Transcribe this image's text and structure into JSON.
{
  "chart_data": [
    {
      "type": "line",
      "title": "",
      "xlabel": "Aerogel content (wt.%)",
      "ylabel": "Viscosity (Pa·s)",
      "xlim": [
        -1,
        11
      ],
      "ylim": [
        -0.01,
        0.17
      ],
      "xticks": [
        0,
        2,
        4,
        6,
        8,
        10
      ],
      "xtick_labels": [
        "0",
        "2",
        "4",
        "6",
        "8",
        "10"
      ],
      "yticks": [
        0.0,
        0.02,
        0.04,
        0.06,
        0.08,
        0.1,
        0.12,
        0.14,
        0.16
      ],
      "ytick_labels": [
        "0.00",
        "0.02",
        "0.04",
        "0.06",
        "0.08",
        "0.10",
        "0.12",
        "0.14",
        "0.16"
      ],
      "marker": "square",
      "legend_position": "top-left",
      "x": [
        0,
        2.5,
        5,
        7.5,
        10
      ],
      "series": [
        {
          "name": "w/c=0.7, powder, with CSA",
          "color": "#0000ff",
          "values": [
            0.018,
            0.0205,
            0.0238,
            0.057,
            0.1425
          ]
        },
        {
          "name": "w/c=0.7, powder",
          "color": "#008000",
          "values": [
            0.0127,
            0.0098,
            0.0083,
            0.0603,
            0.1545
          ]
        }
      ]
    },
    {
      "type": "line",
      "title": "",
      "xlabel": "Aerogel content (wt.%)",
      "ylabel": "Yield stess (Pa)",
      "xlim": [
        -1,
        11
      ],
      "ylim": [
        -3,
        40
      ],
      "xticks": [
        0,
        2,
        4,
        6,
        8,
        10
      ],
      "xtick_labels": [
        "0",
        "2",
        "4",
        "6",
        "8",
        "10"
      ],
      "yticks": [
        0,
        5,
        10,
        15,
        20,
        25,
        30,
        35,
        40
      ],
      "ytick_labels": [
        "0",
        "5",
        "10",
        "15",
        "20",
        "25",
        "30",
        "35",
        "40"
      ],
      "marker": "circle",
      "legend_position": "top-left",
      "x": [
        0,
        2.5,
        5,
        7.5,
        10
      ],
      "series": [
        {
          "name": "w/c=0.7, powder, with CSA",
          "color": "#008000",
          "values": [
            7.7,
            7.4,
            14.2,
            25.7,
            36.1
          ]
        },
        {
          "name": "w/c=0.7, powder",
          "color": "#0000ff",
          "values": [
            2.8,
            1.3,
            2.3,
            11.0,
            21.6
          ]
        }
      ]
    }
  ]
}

- Brief: Copy all the records above precisely.

- Result below:
Transcribe this image's text and structure into JSON.
{
  "chart_data": [
    {
      "type": "line",
      "title": "",
      "xlabel": "Aerogel content (wt.%)",
      "ylabel": "Viscosity (Pa·s)",
      "xlim": [
        -1,
        11
      ],
      "ylim": [
        -0.01,
        0.17
      ],
      "xticks": [
        0,
        2,
        4,
        6,
        8,
        10
      ],
      "xtick_labels": [
        "0",
        "2",
        "4",
        "6",
        "8",
        "10"
      ],
      "yticks": [
        0.0,
        0.02,
        0.04,
        0.06,
        0.08,
        0.1,
        0.12,
        0.14,
        0.16
      ],
      "ytick_labels": [
        "0.00",
        "0.02",
        "0.04",
        "0.06",
        "0.08",
        "0.10",
        "0.12",
        "0.14",
        "0.16"
      ],
      "marker": "square",
      "legend_position": "top-left",
      "x": [
        0,
        2.5,
        5,
        7.5,
        10
      ],
      "series": [
        {
          "name": "w/c=0.7, powder, with CSA",
          "color": "#0000ff",
          "values": [
            0.018,
            0.0205,
            0.0238,
            0.057,
            0.1425
          ]
        },
        {
          "name": "w/c=0.7, powder",
          "color": "#008000",
          "values": [
            0.0127,
            0.0098,
            0.0083,
            0.0603,
            0.1545
          ]
        }
      ]
    },
    {
      "type": "line",
      "title": "",
      "xlabel": "Aerogel content (wt.%)",
      "ylabel": "Yield stess (Pa)",
      "xlim": [
        -1,
        11
      ],
      "ylim": [
        -3,
        40
      ],
      "xticks": [
        0,
        2,
        4,
        6,
        8,
        10
      ],
      "xtick_labels": [
        "0",
        "2",
        "4",
        "6",
        "8",
        "10"
      ],
      "yticks": [
        0,
        5,
        10,
        15,
        20,
        25,
        30,
        35,
        40
      ],
      "ytick_labels": [
        "0",
        "5",
        "10",
        "15",
        "20",
        "25",
        "30",
        "35",
        "40"
      ],
      "marker": "circle",
      "legend_position": "top-left",
      "x": [
        0,
        2.5,
        5,
        7.5,
        10
      ],
      "series": [
        {
          "name": "w/c=0.7, powder, with CSA",
          "color": "#008000",
          "values": [
            7.7,
            7.4,
            14.2,
            25.7,
            36.1
          ]
        },
        {
          "name": "w/c=0.7, powder",
          "color": "#0000ff",
          "values": [
            2.8,
            1.3,
            2.3,
            11.0,
            21.6
          ]
        }
      ]
    }
  ]
}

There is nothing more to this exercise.